▶ EXERCISE GOAL
The entries below should be output exactly as written.

Figure record listings
>> begin

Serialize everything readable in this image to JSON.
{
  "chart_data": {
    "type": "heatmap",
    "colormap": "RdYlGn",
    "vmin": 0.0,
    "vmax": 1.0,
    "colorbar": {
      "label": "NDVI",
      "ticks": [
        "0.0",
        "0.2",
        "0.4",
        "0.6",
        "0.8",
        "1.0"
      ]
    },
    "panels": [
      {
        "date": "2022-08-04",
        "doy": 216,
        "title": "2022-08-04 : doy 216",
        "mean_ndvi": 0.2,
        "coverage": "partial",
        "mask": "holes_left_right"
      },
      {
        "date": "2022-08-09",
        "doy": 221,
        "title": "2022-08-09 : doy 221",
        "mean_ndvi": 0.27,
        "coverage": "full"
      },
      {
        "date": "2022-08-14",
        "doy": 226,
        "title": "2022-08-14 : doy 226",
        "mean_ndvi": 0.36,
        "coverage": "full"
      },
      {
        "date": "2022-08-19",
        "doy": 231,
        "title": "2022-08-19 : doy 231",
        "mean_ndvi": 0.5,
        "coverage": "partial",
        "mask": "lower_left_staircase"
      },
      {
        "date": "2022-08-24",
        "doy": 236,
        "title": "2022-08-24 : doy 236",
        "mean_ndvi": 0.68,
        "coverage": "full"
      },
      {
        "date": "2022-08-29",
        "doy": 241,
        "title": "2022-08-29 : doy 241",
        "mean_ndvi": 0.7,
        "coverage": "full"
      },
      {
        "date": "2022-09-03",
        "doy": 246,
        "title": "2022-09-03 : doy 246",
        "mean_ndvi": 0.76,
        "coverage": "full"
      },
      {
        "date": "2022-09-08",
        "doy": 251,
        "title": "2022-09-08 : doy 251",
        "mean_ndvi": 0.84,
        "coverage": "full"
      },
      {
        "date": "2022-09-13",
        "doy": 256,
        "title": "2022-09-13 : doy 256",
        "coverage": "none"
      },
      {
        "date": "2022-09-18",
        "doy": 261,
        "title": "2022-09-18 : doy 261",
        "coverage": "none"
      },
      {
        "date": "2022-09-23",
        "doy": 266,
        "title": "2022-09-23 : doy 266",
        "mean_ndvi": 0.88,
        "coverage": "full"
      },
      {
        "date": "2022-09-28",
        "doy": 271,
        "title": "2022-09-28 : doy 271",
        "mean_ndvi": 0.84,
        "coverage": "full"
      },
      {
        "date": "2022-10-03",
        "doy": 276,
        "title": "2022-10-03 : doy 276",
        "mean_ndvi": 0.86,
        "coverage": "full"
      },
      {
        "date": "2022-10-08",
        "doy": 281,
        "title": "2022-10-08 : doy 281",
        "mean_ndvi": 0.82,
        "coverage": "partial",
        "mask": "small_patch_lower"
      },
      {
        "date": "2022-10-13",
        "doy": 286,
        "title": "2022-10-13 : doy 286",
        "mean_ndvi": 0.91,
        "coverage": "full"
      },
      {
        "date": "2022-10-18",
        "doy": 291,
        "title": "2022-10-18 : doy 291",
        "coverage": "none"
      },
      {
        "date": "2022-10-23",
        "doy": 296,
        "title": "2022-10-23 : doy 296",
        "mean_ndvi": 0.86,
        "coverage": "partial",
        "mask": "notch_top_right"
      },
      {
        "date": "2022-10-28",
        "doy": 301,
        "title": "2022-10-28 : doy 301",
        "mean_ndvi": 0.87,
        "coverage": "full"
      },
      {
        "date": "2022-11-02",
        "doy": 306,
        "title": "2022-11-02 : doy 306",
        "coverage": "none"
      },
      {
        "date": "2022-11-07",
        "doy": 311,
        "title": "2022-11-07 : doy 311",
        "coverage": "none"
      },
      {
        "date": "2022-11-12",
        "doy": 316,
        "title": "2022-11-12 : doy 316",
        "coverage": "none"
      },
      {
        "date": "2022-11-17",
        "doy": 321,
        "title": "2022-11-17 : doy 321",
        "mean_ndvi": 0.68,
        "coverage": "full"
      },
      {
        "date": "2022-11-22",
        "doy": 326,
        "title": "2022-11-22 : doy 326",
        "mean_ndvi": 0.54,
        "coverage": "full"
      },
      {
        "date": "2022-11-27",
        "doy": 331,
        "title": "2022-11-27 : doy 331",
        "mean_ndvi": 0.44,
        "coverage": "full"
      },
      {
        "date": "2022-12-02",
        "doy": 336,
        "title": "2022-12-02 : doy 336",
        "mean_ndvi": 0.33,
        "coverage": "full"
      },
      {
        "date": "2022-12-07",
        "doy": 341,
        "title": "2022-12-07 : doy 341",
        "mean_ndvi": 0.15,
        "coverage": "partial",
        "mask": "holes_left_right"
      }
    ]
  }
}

>> end

▶ THE RESULT
Serialize everything readable in this image to JSON.
{
  "chart_data": {
    "type": "heatmap",
    "colormap": "RdYlGn",
    "vmin": 0.0,
    "vmax": 1.0,
    "colorbar": {
      "label": "NDVI",
      "ticks": [
        "0.0",
        "0.2",
        "0.4",
        "0.6",
        "0.8",
        "1.0"
      ]
    },
    "panels": [
      {
        "date": "2022-08-04",
        "doy": 216,
        "title": "2022-08-04 : doy 216",
        "mean_ndvi": 0.2,
        "coverage": "partial",
        "mask": "holes_left_right"
      },
      {
        "date": "2022-08-09",
        "doy": 221,
        "title": "2022-08-09 : doy 221",
        "mean_ndvi": 0.27,
        "coverage": "full"
      },
      {
        "date": "2022-08-14",
        "doy": 226,
        "title": "2022-08-14 : doy 226",
        "mean_ndvi": 0.36,
        "coverage": "full"
      },
      {
        "date": "2022-08-19",
        "doy": 231,
        "title": "2022-08-19 : doy 231",
        "mean_ndvi": 0.5,
        "coverage": "partial",
        "mask": "lower_left_staircase"
      },
      {
        "date": "2022-08-24",
        "doy": 236,
        "title": "2022-08-24 : doy 236",
        "mean_ndvi": 0.68,
        "coverage": "full"
      },
      {
        "date": "2022-08-29",
        "doy": 241,
        "title": "2022-08-29 : doy 241",
        "mean_ndvi": 0.7,
        "coverage": "full"
      },
      {
        "date": "2022-09-03",
        "doy": 246,
        "title": "2022-09-03 : doy 246",
        "mean_ndvi": 0.76,
        "coverage": "full"
      },
      {
        "date": "2022-09-08",
        "doy": 251,
        "title": "2022-09-08 : doy 251",
        "mean_ndvi": 0.84,
        "coverage": "full"
      },
      {
        "date": "2022-09-13",
        "doy": 256,
        "title": "2022-09-13 : doy 256",
        "coverage": "none"
      },
      {
        "date": "2022-09-18",
        "doy": 261,
        "title": "2022-09-18 : doy 261",
        "coverage": "none"
      },
      {
        "date": "2022-09-23",
        "doy": 266,
        "title": "2022-09-23 : doy 266",
        "mean_ndvi": 0.88,
        "coverage": "full"
      },
      {
        "date": "2022-09-28",
        "doy": 271,
        "title": "2022-09-28 : doy 271",
        "mean_ndvi": 0.84,
        "coverage": "full"
      },
      {
        "date": "2022-10-03",
        "doy": 276,
        "title": "2022-10-03 : doy 276",
        "mean_ndvi": 0.86,
        "coverage": "full"
      },
      {
        "date": "2022-10-08",
        "doy": 281,
        "title": "2022-10-08 : doy 281",
        "mean_ndvi": 0.82,
        "coverage": "partial",
        "mask": "small_patch_lower"
      },
      {
        "date": "2022-10-13",
        "doy": 286,
        "title": "2022-10-13 : doy 286",
        "mean_ndvi": 0.91,
        "coverage": "full"
      },
      {
        "date": "2022-10-18",
        "doy": 291,
        "title": "2022-10-18 : doy 291",
        "coverage": "none"
      },
      {
        "date": "2022-10-23",
        "doy": 296,
        "title": "2022-10-23 : doy 296",
        "mean_ndvi": 0.86,
        "coverage": "partial",
        "mask": "notch_top_right"
      },
      {
        "date": "2022-10-28",
        "doy": 301,
        "title": "2022-10-28 : doy 301",
        "mean_ndvi": 0.87,
        "coverage": "full"
      },
      {
        "date": "2022-11-02",
        "doy": 306,
        "title": "2022-11-02 : doy 306",
        "coverage": "none"
      },
      {
        "date": "2022-11-07",
        "doy": 311,
        "title": "2022-11-07 : doy 311",
        "coverage": "none"
      },
      {
        "date": "2022-11-12",
        "doy": 316,
        "title": "2022-11-12 : doy 316",
        "coverage": "none"
      },
      {
        "date": "2022-11-17",
        "doy": 321,
        "title": "2022-11-17 : doy 321",
        "mean_ndvi": 0.68,
        "coverage": "full"
      },
      {
        "date": "2022-11-22",
        "doy": 326,
        "title": "2022-11-22 : doy 326",
        "mean_ndvi": 0.54,
        "coverage": "full"
      },
      {
        "date": "2022-11-27",
        "doy": 331,
        "title": "2022-11-27 : doy 331",
        "mean_ndvi": 0.44,
        "coverage": "full"
      },
      {
        "date": "2022-12-02",
        "doy": 336,
        "title": "2022-12-02 : doy 336",
        "mean_ndvi": 0.33,
        "coverage": "full"
      },
      {
        "date": "2022-12-07",
        "doy": 341,
        "title": "2022-12-07 : doy 341",
        "mean_ndvi": 0.15,
        "coverage": "partial",
        "mask": "holes_left_right"
      }
    ]
  }
}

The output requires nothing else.